> Exercise objective: Using the data below, copy every line that contains the word "Concentración".

++++++

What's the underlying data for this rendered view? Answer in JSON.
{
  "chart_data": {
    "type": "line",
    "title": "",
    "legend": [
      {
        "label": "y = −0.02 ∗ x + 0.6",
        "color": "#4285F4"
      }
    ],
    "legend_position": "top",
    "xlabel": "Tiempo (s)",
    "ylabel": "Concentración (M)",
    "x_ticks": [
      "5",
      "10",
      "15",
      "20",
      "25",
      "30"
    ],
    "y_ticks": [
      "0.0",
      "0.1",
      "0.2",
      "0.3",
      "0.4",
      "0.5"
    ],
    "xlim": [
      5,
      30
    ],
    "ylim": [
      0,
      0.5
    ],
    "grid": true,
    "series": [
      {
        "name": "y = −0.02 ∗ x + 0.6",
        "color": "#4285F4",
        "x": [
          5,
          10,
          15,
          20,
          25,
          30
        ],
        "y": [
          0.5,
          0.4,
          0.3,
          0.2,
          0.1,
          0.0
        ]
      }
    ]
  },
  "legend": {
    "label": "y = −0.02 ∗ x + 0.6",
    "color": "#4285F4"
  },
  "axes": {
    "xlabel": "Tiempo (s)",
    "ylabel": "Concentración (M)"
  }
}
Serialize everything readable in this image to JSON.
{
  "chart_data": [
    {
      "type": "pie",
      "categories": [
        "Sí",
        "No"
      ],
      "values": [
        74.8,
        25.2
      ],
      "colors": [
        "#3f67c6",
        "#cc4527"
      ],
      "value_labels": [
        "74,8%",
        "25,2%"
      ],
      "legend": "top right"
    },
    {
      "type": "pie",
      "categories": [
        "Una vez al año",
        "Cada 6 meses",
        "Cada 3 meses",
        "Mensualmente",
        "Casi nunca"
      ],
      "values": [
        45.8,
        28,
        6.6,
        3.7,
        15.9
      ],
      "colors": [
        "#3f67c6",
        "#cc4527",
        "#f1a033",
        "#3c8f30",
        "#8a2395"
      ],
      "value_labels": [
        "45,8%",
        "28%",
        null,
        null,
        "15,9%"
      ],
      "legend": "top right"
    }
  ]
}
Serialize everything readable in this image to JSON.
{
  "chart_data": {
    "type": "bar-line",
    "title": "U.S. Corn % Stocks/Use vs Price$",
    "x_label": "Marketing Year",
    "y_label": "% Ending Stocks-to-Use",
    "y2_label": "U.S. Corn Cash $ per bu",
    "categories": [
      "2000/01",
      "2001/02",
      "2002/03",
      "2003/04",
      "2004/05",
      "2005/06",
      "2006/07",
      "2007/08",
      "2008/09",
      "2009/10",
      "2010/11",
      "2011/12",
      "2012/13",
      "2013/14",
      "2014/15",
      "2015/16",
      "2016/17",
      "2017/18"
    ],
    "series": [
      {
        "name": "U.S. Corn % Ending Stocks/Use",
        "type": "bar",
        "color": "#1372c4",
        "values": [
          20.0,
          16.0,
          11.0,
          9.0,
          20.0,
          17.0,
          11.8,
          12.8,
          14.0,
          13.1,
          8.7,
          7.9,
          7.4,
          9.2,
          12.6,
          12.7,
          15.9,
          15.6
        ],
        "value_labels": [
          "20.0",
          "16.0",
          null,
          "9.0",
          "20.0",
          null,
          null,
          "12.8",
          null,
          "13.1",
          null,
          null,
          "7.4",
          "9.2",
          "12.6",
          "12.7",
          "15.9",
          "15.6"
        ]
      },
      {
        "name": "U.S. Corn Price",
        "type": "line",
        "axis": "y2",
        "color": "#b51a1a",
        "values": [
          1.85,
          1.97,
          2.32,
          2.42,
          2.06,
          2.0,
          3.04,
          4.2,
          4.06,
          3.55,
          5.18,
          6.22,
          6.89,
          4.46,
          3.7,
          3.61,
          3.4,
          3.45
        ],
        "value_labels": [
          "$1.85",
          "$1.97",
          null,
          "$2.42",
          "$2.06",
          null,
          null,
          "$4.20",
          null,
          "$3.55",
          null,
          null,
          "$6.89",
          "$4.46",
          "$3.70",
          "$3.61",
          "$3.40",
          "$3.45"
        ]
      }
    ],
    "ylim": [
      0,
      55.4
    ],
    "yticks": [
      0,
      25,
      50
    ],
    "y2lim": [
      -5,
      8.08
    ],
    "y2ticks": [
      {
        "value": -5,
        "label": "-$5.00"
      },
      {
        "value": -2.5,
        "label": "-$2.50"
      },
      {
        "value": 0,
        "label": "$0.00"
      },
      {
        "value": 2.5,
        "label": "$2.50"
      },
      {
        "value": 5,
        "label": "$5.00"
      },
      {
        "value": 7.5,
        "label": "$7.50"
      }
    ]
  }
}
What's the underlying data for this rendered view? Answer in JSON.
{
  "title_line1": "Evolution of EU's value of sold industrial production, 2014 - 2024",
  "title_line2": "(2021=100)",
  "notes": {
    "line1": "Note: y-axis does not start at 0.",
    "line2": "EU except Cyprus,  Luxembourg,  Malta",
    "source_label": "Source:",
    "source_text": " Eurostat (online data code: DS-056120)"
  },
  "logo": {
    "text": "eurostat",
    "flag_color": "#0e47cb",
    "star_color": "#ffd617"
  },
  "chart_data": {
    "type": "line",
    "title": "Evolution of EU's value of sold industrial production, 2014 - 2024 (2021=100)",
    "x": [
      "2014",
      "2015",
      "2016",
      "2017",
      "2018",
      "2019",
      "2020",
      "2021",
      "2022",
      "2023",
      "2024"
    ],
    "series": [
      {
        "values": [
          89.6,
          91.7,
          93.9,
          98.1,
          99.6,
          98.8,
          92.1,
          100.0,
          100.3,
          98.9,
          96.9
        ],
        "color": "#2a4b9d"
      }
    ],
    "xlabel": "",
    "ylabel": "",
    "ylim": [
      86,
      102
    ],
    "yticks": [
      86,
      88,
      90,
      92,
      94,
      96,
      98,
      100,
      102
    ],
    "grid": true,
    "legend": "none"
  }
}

++++++

> Solution to the exercise:
    "ylabel": "Concentración (M)",
    "ylabel": "Concentración (M)"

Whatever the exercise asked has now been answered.